-- BEGIN --

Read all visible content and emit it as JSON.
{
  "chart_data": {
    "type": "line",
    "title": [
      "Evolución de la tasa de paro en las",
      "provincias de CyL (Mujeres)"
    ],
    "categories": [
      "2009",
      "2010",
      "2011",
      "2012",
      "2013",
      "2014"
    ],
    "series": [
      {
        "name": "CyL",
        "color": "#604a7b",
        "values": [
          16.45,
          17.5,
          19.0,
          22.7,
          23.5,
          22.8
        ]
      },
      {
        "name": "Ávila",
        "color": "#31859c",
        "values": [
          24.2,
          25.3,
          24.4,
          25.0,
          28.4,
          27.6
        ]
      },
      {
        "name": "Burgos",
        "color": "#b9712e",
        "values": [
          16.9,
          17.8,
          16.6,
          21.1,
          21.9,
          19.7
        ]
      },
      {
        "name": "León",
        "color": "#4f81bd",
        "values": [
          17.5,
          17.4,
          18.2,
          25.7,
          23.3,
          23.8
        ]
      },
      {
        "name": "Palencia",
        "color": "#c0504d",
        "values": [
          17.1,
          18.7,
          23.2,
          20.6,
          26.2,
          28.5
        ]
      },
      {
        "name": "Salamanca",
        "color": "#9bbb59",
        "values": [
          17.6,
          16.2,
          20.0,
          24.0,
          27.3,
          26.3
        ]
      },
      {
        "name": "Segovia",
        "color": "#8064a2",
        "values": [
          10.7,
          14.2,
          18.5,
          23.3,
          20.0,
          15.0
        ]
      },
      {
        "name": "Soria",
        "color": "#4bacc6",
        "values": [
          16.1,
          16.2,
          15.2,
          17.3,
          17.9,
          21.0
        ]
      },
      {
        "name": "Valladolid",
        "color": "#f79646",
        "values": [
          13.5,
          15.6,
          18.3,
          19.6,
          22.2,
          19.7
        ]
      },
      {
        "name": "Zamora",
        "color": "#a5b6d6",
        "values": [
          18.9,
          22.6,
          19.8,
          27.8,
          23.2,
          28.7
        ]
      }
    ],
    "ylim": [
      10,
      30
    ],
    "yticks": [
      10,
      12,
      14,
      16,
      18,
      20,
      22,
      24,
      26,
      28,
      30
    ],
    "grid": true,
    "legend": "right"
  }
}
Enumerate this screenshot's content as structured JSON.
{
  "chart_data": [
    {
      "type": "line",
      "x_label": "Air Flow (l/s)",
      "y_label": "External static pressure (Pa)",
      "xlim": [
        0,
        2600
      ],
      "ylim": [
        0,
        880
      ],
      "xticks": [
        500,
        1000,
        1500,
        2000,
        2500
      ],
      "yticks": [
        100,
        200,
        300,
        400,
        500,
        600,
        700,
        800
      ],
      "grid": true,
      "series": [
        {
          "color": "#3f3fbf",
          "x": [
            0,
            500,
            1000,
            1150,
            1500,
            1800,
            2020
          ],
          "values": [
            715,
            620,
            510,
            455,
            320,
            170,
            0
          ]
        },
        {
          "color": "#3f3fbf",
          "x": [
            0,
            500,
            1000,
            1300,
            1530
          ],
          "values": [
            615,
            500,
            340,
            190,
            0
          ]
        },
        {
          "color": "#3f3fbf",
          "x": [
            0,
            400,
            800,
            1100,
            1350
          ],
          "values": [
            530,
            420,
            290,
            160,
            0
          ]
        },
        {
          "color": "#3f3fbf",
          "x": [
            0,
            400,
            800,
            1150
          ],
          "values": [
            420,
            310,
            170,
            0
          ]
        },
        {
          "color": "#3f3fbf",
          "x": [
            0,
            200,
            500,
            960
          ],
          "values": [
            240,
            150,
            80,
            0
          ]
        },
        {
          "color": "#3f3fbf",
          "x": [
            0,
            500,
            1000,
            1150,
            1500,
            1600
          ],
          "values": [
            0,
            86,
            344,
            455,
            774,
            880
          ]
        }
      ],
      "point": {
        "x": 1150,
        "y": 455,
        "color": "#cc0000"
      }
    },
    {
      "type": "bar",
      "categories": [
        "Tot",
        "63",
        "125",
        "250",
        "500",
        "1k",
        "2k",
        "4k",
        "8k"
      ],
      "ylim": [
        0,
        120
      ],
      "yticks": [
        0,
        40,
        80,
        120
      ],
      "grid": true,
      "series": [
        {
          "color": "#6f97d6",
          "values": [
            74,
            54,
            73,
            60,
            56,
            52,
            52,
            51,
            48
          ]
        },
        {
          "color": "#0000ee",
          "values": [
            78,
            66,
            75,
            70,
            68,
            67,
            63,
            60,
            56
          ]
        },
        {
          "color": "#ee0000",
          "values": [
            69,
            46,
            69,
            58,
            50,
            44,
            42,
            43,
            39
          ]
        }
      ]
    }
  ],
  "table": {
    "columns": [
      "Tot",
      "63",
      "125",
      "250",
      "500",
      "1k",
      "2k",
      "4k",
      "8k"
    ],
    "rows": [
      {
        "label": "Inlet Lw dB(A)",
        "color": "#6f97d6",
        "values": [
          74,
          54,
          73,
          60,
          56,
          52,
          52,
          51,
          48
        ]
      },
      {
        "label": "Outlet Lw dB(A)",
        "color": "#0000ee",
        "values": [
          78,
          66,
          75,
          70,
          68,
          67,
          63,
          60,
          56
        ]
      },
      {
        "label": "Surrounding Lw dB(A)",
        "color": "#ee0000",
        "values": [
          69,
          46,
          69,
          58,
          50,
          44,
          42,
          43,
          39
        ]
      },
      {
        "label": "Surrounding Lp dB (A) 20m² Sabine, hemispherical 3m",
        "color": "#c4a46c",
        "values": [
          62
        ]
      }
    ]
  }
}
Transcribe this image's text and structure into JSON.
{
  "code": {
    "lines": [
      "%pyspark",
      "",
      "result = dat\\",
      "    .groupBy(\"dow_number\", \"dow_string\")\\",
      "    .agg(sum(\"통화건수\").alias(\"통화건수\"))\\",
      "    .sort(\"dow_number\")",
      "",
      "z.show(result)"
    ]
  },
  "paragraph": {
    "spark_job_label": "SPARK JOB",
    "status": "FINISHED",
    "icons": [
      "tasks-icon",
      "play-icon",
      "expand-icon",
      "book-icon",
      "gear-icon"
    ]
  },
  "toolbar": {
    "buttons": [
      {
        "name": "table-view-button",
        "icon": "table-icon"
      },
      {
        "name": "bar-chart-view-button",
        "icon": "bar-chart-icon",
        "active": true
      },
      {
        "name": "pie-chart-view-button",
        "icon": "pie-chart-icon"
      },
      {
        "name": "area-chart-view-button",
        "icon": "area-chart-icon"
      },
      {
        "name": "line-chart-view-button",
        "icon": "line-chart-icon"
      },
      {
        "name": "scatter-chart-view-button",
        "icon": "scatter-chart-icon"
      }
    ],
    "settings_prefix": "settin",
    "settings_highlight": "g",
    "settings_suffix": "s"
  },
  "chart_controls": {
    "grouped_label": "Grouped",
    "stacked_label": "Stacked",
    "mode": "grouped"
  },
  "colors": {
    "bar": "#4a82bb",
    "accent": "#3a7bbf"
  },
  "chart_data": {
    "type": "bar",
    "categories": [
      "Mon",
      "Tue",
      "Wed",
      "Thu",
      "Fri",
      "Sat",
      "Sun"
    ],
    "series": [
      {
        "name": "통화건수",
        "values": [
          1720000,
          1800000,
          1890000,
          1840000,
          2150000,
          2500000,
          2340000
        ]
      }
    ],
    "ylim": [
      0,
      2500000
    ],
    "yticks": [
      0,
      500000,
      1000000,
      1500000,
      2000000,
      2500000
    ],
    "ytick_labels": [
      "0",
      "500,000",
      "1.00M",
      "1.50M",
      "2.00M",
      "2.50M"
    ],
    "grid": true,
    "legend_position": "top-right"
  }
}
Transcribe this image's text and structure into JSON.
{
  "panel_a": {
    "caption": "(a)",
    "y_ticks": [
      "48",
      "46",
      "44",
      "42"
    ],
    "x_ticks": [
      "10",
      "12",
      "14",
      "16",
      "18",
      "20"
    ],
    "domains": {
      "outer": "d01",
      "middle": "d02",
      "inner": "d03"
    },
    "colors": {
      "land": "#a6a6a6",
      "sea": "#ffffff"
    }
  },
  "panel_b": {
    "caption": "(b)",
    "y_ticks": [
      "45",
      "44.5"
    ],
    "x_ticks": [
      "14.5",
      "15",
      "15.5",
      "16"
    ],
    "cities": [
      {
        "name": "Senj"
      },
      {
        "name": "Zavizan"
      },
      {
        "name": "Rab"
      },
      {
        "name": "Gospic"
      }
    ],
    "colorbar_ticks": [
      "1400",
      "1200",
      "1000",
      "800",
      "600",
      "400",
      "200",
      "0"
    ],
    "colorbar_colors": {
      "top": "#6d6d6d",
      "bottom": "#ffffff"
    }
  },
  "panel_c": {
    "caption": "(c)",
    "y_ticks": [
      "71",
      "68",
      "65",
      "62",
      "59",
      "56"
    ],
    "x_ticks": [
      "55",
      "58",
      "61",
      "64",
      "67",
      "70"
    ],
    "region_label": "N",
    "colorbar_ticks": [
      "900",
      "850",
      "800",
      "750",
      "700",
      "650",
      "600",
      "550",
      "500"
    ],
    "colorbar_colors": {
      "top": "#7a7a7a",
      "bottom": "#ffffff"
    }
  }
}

-- END --

Short exercise
Search the lines above for the string "area" and copy each line that has it.

Response
        "name": "area-chart-view-button",
        "icon": "area-chart-icon"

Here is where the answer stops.